— Begin Dataset entries —

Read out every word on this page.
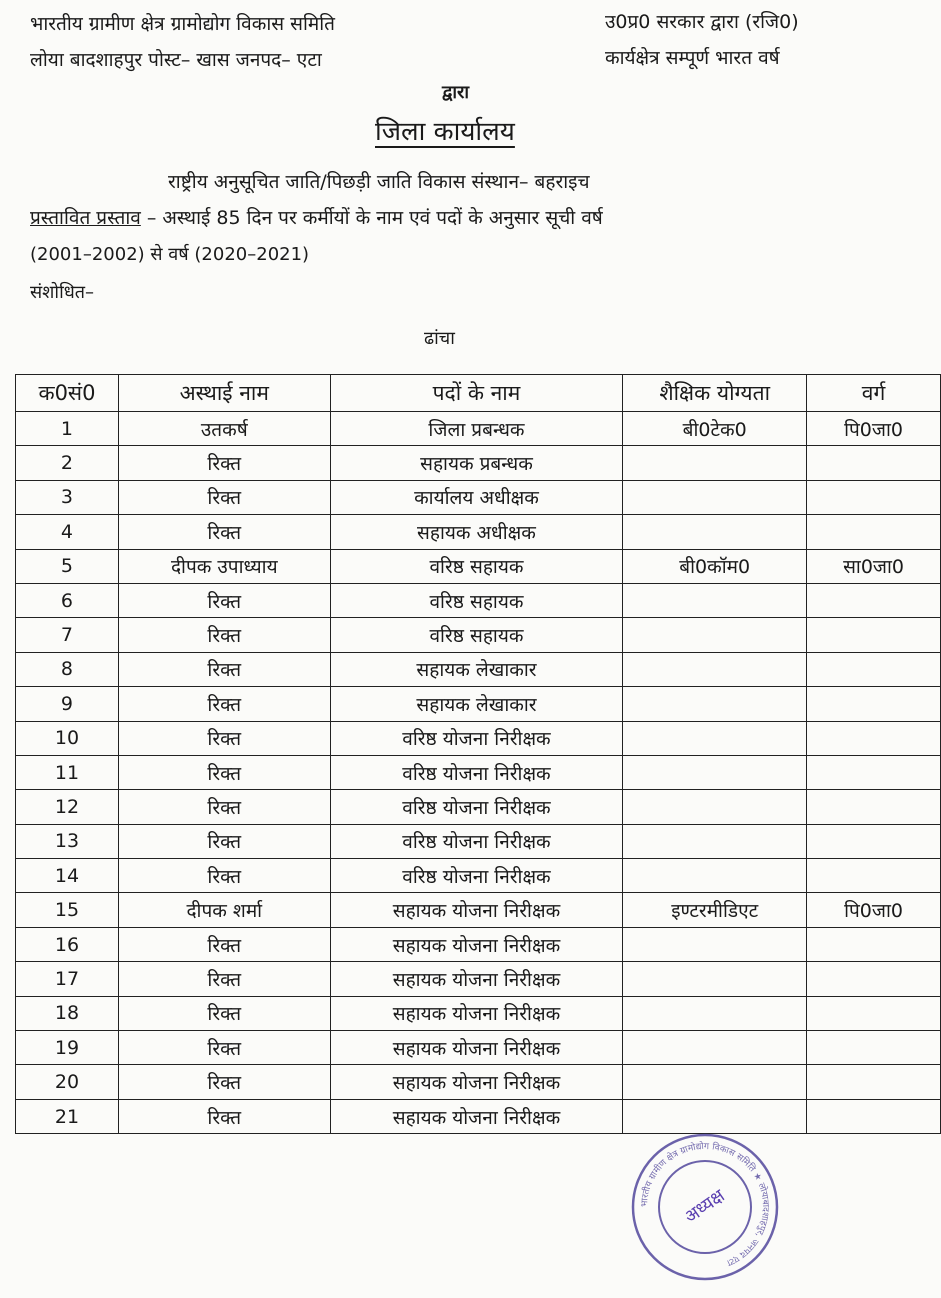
भारतीय ग्रामीण क्षेत्र ग्रामोद्योग विकास समिति
लोया बादशाहपुर पोस्ट– खास जनपद– एटा
उ0प्र0 सरकार द्वारा (रजि0)
कार्यक्षेत्र सम्पूर्ण भारत वर्ष
द्वारा
जिला कार्यालय
राष्ट्रीय अनुसूचित जाति/पिछड़ी जाति विकास संस्थान– बहराइच
प्रस्तावित प्रस्ताव – अस्थाई 85 दिन पर कर्मीयों के नाम एवं पदों के अनुसार सूची वर्ष
(2001–2002) से वर्ष (2020–2021)
संशोधित–
ढांचा
क0सं0	अस्थाई नाम	पदों के नाम	शैक्षिक योग्यता	वर्ग
1	उतकर्ष	जिला प्रबन्धक	बी0टेक0	पि0जा0
2	रिक्त	सहायक प्रबन्धक		
3	रिक्त	कार्यालय अधीक्षक		
4	रिक्त	सहायक अधीक्षक		
5	दीपक उपाध्याय	वरिष्ठ सहायक	बी0कॉम0	सा0जा0
6	रिक्त	वरिष्ठ सहायक		
7	रिक्त	वरिष्ठ सहायक		
8	रिक्त	सहायक लेखाकार		
9	रिक्त	सहायक लेखाकार		
10	रिक्त	वरिष्ठ योजना निरीक्षक		
11	रिक्त	वरिष्ठ योजना निरीक्षक		
12	रिक्त	वरिष्ठ योजना निरीक्षक		
13	रिक्त	वरिष्ठ योजना निरीक्षक		
14	रिक्त	वरिष्ठ योजना निरीक्षक		
15	दीपक शर्मा	सहायक योजना निरीक्षक	इण्टरमीडिएट	पि0जा0
16	रिक्त	सहायक योजना निरीक्षक		
17	रिक्त	सहायक योजना निरीक्षक		
18	रिक्त	सहायक योजना निरीक्षक		
19	रिक्त	सहायक योजना निरीक्षक		
20	रिक्त	सहायक योजना निरीक्षक		
21	रिक्त	सहायक योजना निरीक्षक		
भारतीय ग्रामीण क्षेत्र ग्रामोद्योग विकास समिति ★ लोयाबादशाहपुर, जनपद एटा
अध्यक्ष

— End Dataset entries —

▶ Exercise instructions:
Copy out each line of the records where the string "जनपद" appears.

▶ Solution to the exercise:
लोया बादशाहपुर पोस्ट– खास जनपद– एटा
भारतीय ग्रामीण क्षेत्र ग्रामोद्योग विकास समिति ★ लोयाबादशाहपुर, जनपद एटा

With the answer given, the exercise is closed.